• ACTION ITEM: According to the Yost & Packard building list, what is the Westerville High School-Vine Street School now?

• SELECTED PASSAGE:
++++++++

Additionally, the Charles Frederick Myers house in Columbus is suspected to be a Yost & Packard work.

===Outside Columbus===

| Historical name | Image | Address | Date completed | Status | Notes |
|---|---|---|---|---|---|
| Harrison County Courthouse |  | 100 W. Market Street, Cadiz, Ohio | 1895 | In use | National Register-listed |
| Westerville High School-Vine Street School |  | 44 N. Vine Street, Westerville, Ohio | 1896 | In use | Now the Emerson Elementary School. National Register-listed. |
| Wood County Courthouse and Jail |  | 1 Court House Square, Bowling Green, Ohio | 1896 | In use | National Register-listed |
| First Church of Christ, Scientist |  | 2704 Monroe Street, Toledo, Ohio | 1898 | In use | National Register-listed |
| Odd Fellows' Home for Orphans, Indigent and Aged |  | Springfield, Ohio | 1898 | In use | National Register-listed |
| St. Joseph's Catholic School |  | Wapakoneta, Ohio | 1899 | In use | National Register-listed |
| Wyandot County Courthouse and Jail |  | Upper Sandusky, Ohio | 1900 | In use | National Register-listed |
| Loewenstein and Sons Hardware Building |  | Charleston, West Virginia | 1900 | In use | National Register-listed |
| Marion County Court House |  | Fairmont, West Virginia | 1900 | In use | National Register-listed |
| Franklin College Building No. 5 |  | New Athens, Ohio | 1900 | In use | National Register-listed |

Additionally, the firm designed the First Presbyterian Church, Urbana High School, the Pennsylvania Railroad Depot, and a barn for Frank Chance at 438 Scioto Street, and the house of Mrs. M.J. Laudenbach (524 Scioto Street), all in Urbana, Ohio. In St. Marys, Ohio, the firm designed the Grand Opera House (105-113 W. Spring St., 1895, extant) and the Gustave Bamberger residence (225 South Wayne Street, built 1895, extant).

++++++++

• RECORDED DATA:
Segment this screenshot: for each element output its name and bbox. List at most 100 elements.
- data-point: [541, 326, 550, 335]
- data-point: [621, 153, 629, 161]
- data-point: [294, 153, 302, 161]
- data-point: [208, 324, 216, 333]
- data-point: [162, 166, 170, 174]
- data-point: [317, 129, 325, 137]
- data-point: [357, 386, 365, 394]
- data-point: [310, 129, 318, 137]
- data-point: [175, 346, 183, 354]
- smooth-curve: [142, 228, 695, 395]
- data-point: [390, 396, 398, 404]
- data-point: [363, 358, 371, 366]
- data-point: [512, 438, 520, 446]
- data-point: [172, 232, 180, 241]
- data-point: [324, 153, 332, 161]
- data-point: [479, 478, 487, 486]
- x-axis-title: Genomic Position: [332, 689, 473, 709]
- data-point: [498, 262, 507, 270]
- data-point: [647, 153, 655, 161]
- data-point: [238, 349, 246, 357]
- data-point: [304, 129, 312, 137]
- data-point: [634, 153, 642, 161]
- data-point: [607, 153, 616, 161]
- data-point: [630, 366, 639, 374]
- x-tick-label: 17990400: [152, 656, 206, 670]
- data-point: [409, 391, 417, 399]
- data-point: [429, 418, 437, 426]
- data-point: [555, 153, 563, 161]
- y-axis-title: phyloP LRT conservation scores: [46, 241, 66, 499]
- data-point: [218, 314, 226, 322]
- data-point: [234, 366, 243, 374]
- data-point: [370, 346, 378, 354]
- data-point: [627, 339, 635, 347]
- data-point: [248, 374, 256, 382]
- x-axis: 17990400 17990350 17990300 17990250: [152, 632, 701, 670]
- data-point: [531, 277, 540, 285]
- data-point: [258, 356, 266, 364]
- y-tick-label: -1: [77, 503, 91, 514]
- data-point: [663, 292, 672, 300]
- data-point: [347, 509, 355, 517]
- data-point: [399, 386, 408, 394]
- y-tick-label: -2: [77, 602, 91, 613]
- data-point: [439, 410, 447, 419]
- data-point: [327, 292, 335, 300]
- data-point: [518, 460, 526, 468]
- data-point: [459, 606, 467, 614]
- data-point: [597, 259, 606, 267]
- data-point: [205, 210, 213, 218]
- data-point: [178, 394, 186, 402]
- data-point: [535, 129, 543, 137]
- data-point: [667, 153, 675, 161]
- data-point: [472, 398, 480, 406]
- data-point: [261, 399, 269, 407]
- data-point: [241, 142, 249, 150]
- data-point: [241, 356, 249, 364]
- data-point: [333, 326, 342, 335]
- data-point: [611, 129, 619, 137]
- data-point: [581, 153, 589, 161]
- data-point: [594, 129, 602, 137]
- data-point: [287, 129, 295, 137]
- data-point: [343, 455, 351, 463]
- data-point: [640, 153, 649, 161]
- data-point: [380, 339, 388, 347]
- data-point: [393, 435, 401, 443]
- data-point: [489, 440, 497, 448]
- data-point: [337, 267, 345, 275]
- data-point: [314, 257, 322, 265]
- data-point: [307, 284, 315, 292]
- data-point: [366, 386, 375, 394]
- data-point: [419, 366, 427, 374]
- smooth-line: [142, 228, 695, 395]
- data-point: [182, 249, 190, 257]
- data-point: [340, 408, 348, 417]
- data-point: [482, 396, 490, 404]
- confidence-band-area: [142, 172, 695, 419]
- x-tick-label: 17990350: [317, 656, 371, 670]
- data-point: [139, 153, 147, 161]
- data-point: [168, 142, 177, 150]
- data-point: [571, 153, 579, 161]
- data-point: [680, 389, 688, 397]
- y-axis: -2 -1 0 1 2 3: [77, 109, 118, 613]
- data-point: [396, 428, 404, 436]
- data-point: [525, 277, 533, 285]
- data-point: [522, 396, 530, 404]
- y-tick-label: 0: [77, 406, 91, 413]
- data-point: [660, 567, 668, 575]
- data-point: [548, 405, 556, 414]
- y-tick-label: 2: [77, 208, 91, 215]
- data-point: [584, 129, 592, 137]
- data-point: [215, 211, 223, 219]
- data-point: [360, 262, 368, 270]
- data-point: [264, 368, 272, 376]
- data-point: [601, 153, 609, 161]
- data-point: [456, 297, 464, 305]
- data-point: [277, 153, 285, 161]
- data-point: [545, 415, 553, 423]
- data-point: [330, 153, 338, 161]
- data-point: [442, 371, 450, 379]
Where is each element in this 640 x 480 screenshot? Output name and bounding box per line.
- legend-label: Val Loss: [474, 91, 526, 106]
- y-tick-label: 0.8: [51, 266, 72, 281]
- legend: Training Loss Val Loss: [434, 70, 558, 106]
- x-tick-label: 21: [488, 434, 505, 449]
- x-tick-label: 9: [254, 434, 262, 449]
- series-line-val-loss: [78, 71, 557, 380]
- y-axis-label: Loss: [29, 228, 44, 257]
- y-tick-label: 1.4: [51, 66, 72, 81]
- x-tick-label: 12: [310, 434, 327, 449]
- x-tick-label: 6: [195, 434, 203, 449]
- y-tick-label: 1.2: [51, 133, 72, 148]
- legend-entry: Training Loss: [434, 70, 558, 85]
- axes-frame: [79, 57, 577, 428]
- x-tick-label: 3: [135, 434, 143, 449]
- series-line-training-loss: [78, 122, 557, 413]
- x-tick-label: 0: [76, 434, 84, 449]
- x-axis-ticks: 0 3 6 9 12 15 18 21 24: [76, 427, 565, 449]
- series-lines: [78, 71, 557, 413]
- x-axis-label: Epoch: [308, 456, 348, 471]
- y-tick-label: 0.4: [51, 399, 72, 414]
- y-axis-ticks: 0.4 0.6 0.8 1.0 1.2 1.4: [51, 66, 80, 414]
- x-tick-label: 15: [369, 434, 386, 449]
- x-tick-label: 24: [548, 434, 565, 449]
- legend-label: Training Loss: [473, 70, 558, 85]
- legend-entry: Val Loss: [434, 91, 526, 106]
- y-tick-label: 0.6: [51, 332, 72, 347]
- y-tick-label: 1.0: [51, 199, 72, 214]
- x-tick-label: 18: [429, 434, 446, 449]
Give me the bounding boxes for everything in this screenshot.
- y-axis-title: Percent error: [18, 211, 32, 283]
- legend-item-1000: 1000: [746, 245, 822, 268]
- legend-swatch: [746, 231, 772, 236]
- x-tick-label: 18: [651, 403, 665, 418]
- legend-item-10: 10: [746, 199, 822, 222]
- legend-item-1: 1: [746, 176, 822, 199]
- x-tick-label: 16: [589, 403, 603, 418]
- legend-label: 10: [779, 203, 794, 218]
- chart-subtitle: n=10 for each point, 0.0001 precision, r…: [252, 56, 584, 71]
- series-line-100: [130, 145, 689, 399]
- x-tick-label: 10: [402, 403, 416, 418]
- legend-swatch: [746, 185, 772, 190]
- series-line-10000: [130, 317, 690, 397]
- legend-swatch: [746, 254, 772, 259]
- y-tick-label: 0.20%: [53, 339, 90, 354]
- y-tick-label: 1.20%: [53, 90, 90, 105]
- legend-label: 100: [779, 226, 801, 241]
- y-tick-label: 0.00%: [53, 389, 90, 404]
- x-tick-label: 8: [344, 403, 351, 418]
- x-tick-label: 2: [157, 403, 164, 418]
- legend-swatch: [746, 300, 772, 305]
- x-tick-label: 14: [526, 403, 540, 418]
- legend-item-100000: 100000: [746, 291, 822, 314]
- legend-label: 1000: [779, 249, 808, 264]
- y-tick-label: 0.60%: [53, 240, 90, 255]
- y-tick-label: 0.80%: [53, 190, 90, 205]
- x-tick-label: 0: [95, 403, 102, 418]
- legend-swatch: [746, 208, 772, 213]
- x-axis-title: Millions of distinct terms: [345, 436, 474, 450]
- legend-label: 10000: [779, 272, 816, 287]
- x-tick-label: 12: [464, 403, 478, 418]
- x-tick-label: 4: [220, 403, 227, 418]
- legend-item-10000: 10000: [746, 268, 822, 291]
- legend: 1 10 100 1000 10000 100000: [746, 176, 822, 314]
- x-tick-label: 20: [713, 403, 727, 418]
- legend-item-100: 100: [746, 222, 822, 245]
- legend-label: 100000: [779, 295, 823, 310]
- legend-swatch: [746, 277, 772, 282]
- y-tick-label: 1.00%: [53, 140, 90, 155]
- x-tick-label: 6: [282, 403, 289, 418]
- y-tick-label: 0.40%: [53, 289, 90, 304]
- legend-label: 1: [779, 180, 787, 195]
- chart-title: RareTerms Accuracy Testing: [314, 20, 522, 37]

++++++++

• EXERCISE RESULT: The Emerson Elementary School.